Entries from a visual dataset

:::::

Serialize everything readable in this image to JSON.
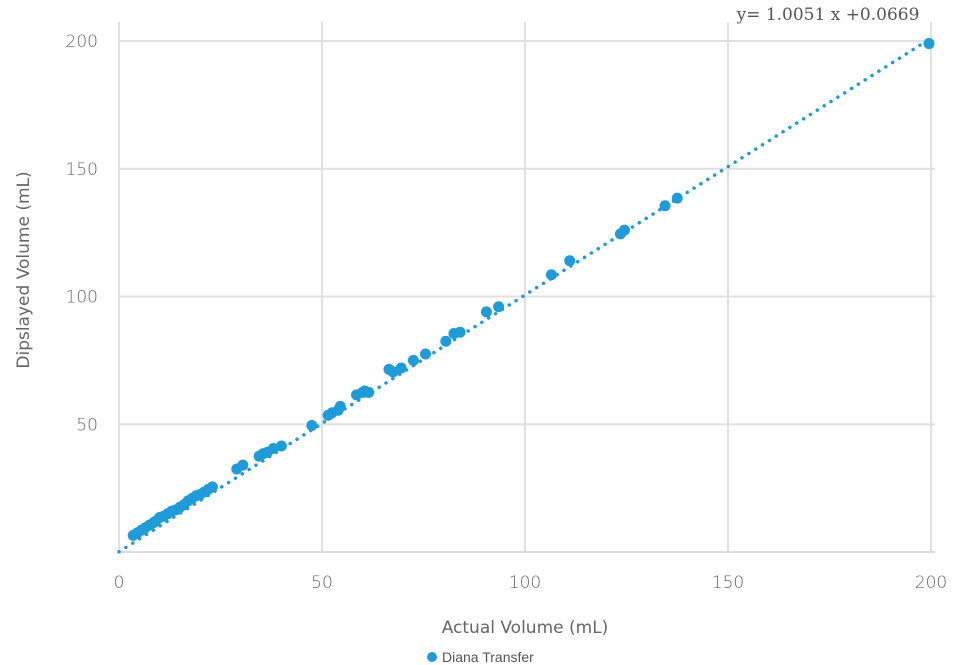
{
  "chart_data": {
    "type": "scatter",
    "xlabel": "Actual Volume (mL)",
    "ylabel": "Dipslayed Volume (mL)",
    "xlim": [
      0,
      200
    ],
    "ylim": [
      0,
      200
    ],
    "x_ticks": [
      0,
      50,
      100,
      150,
      200
    ],
    "y_ticks": [
      50,
      100,
      150,
      200
    ],
    "x_tick_labels": [
      "0",
      "50",
      "100",
      "150",
      "200"
    ],
    "y_tick_labels": [
      "50",
      "100",
      "150",
      "200"
    ],
    "grid": true,
    "legend_position": "bottom",
    "trendline": {
      "type": "linear",
      "slope": 1.0051,
      "intercept": 0.0669,
      "label": "y= 1.0051 x +0.0669",
      "style": "dotted"
    },
    "series": [
      {
        "name": "Diana Transfer",
        "color": "#1f9bd7",
        "points": [
          [
            3.5,
            6.5
          ],
          [
            4.5,
            7.5
          ],
          [
            5.5,
            8.5
          ],
          [
            6.5,
            9.5
          ],
          [
            7.5,
            10.5
          ],
          [
            8.5,
            11.5
          ],
          [
            9.0,
            12.0
          ],
          [
            10.0,
            13.5
          ],
          [
            11.0,
            14.0
          ],
          [
            12.0,
            15.0
          ],
          [
            13.0,
            16.0
          ],
          [
            14.0,
            16.5
          ],
          [
            15.0,
            17.5
          ],
          [
            16.0,
            18.5
          ],
          [
            17.0,
            20.0
          ],
          [
            18.0,
            21.0
          ],
          [
            19.0,
            22.0
          ],
          [
            20.0,
            22.5
          ],
          [
            21.0,
            23.5
          ],
          [
            22.0,
            24.5
          ],
          [
            23.0,
            25.5
          ],
          [
            29.0,
            32.5
          ],
          [
            30.5,
            34.0
          ],
          [
            34.5,
            37.5
          ],
          [
            35.5,
            38.5
          ],
          [
            36.5,
            39.0
          ],
          [
            38.0,
            40.5
          ],
          [
            40.0,
            41.5
          ],
          [
            47.5,
            49.5
          ],
          [
            51.5,
            53.5
          ],
          [
            52.5,
            54.5
          ],
          [
            54.0,
            55.5
          ],
          [
            54.5,
            57.0
          ],
          [
            58.5,
            61.5
          ],
          [
            60.0,
            62.5
          ],
          [
            60.5,
            63.0
          ],
          [
            61.5,
            62.5
          ],
          [
            66.5,
            71.5
          ],
          [
            67.5,
            70.5
          ],
          [
            69.5,
            72.0
          ],
          [
            72.5,
            75.0
          ],
          [
            75.5,
            77.5
          ],
          [
            80.5,
            82.5
          ],
          [
            82.5,
            85.5
          ],
          [
            84.0,
            86.0
          ],
          [
            90.5,
            94.0
          ],
          [
            93.5,
            96.0
          ],
          [
            106.5,
            108.5
          ],
          [
            111.0,
            114.0
          ],
          [
            123.5,
            124.5
          ],
          [
            124.5,
            126.0
          ],
          [
            134.5,
            135.5
          ],
          [
            137.5,
            138.5
          ],
          [
            199.5,
            199.0
          ]
        ]
      }
    ]
  }
}
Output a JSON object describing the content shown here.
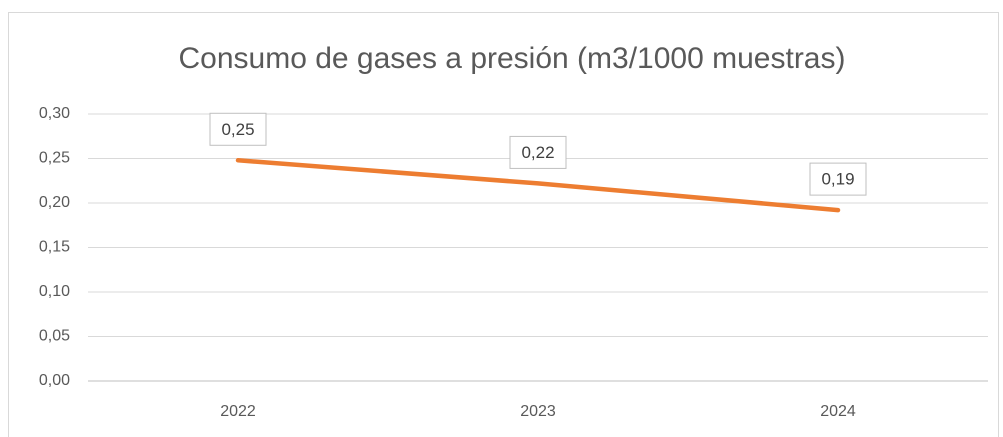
{
  "chart_data": {
    "type": "line",
    "title": "Consumo de gases a presión (m3/1000 muestras)",
    "categories": [
      "2022",
      "2023",
      "2024"
    ],
    "values": [
      0.248,
      0.222,
      0.192
    ],
    "value_labels": [
      "0,25",
      "0,22",
      "0,19"
    ],
    "color": "#ed7d31",
    "ylim": [
      0,
      0.3
    ],
    "yticks": [
      {
        "value": 0,
        "label": "0,00"
      },
      {
        "value": 0.05,
        "label": "0,05"
      },
      {
        "value": 0.1,
        "label": "0,10"
      },
      {
        "value": 0.15,
        "label": "0,15"
      },
      {
        "value": 0.2,
        "label": "0,20"
      },
      {
        "value": 0.25,
        "label": "0,25"
      },
      {
        "value": 0.3,
        "label": "0,30"
      }
    ],
    "grid": true
  }
}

:::::

§ Objective: Reproduce all the entries that precede this task, word for word, minus any pictures.

§ Correct answer:
Serialize everything readable in this image to JSON.
{
  "chart_data": {
    "type": "scatter",
    "xlabel": "Actual Volume (mL)",
    "ylabel": "Dipslayed Volume (mL)",
    "xlim": [
      0,
      200
    ],
    "ylim": [
      0,
      200
    ],
    "x_ticks": [
      0,
      50,
      100,
      150,
      200
    ],
    "y_ticks": [
      50,
      100,
      150,
      200
    ],
    "x_tick_labels": [
      "0",
      "50",
      "100",
      "150",
      "200"
    ],
    "y_tick_labels": [
      "50",
      "100",
      "150",
      "200"
    ],
    "grid": true,
    "legend_position": "bottom",
    "trendline": {
      "type": "linear",
      "slope": 1.0051,
      "intercept": 0.0669,
      "label": "y= 1.0051 x +0.0669",
      "style": "dotted"
    },
    "series": [
      {
        "name": "Diana Transfer",
        "color": "#1f9bd7",
        "points": [
          [
            3.5,
            6.5
          ],
          [
            4.5,
            7.5
          ],
          [
            5.5,
            8.5
          ],
          [
            6.5,
            9.5
          ],
          [
            7.5,
            10.5
          ],
          [
            8.5,
            11.5
          ],
          [
            9.0,
            12.0
          ],
          [
            10.0,
            13.5
          ],
          [
            11.0,
            14.0
          ],
          [
            12.0,
            15.0
          ],
          [
            13.0,
            16.0
          ],
          [
            14.0,
            16.5
          ],
          [
            15.0,
            17.5
          ],
          [
            16.0,
            18.5
          ],
          [
            17.0,
            20.0
          ],
          [
            18.0,
            21.0
          ],
          [
            19.0,
            22.0
          ],
          [
            20.0,
            22.5
          ],
          [
            21.0,
            23.5
          ],
          [
            22.0,
            24.5
          ],
          [
            23.0,
            25.5
          ],
          [
            29.0,
            32.5
          ],
          [
            30.5,
            34.0
          ],
          [
            34.5,
            37.5
          ],
          [
            35.5,
            38.5
          ],
          [
            36.5,
            39.0
          ],
          [
            38.0,
            40.5
          ],
          [
            40.0,
            41.5
          ],
          [
            47.5,
            49.5
          ],
          [
            51.5,
            53.5
          ],
          [
            52.5,
            54.5
          ],
          [
            54.0,
            55.5
          ],
          [
            54.5,
            57.0
          ],
          [
            58.5,
            61.5
          ],
          [
            60.0,
            62.5
          ],
          [
            60.5,
            63.0
          ],
          [
            61.5,
            62.5
          ],
          [
            66.5,
            71.5
          ],
          [
            67.5,
            70.5
          ],
          [
            69.5,
            72.0
          ],
          [
            72.5,
            75.0
          ],
          [
            75.5,
            77.5
          ],
          [
            80.5,
            82.5
          ],
          [
            82.5,
            85.5
          ],
          [
            84.0,
            86.0
          ],
          [
            90.5,
            94.0
          ],
          [
            93.5,
            96.0
          ],
          [
            106.5,
            108.5
          ],
          [
            111.0,
            114.0
          ],
          [
            123.5,
            124.5
          ],
          [
            124.5,
            126.0
          ],
          [
            134.5,
            135.5
          ],
          [
            137.5,
            138.5
          ],
          [
            199.5,
            199.0
          ]
        ]
      }
    ]
  }
}
Output a JSON object describing the content shown here.
{
  "chart_data": {
    "type": "line",
    "title": "Consumo de gases a presión (m3/1000 muestras)",
    "categories": [
      "2022",
      "2023",
      "2024"
    ],
    "values": [
      0.248,
      0.222,
      0.192
    ],
    "value_labels": [
      "0,25",
      "0,22",
      "0,19"
    ],
    "color": "#ed7d31",
    "ylim": [
      0,
      0.3
    ],
    "yticks": [
      {
        "value": 0,
        "label": "0,00"
      },
      {
        "value": 0.05,
        "label": "0,05"
      },
      {
        "value": 0.1,
        "label": "0,10"
      },
      {
        "value": 0.15,
        "label": "0,15"
      },
      {
        "value": 0.2,
        "label": "0,20"
      },
      {
        "value": 0.25,
        "label": "0,25"
      },
      {
        "value": 0.3,
        "label": "0,30"
      }
    ],
    "grid": true
  }
}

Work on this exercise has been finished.